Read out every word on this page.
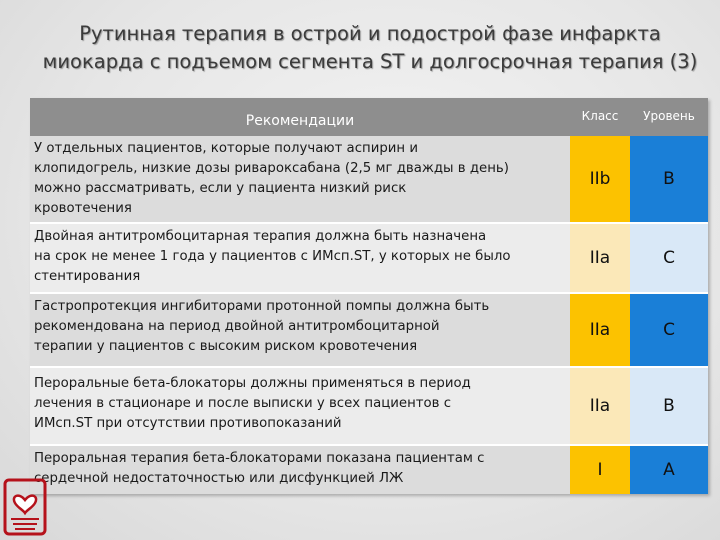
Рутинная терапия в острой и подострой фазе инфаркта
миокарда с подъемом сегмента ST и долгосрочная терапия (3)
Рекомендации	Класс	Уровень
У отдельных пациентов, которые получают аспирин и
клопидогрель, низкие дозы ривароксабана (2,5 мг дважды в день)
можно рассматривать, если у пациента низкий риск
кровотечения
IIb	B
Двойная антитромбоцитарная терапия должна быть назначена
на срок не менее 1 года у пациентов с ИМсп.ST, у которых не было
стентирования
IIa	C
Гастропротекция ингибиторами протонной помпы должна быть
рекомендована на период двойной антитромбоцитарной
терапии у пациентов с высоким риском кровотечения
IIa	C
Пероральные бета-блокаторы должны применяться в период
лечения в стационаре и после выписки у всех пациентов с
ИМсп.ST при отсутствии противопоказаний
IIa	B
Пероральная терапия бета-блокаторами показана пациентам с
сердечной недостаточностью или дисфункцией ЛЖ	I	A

What the task requires:
From the material above, copy everything exactly but the pictures.

Full output:
Read out every word on this page.
Рутинная терапия в острой и подострой фазе инфаркта
миокарда с подъемом сегмента ST и долгосрочная терапия (3)
Рекомендации	Класс	Уровень
У отдельных пациентов, которые получают аспирин и
клопидогрель, низкие дозы ривароксабана (2,5 мг дважды в день)
можно рассматривать, если у пациента низкий риск
кровотечения
IIb	B
Двойная антитромбоцитарная терапия должна быть назначена
на срок не менее 1 года у пациентов с ИМсп.ST, у которых не было
стентирования
IIa	C
Гастропротекция ингибиторами протонной помпы должна быть
рекомендована на период двойной антитромбоцитарной
терапии у пациентов с высоким риском кровотечения
IIa	C
Пероральные бета-блокаторы должны применяться в период
лечения в стационаре и после выписки у всех пациентов с
ИМсп.ST при отсутствии противопоказаний
IIa	B
Пероральная терапия бета-блокаторами показана пациентам с
сердечной недостаточностью или дисфункцией ЛЖ	I	A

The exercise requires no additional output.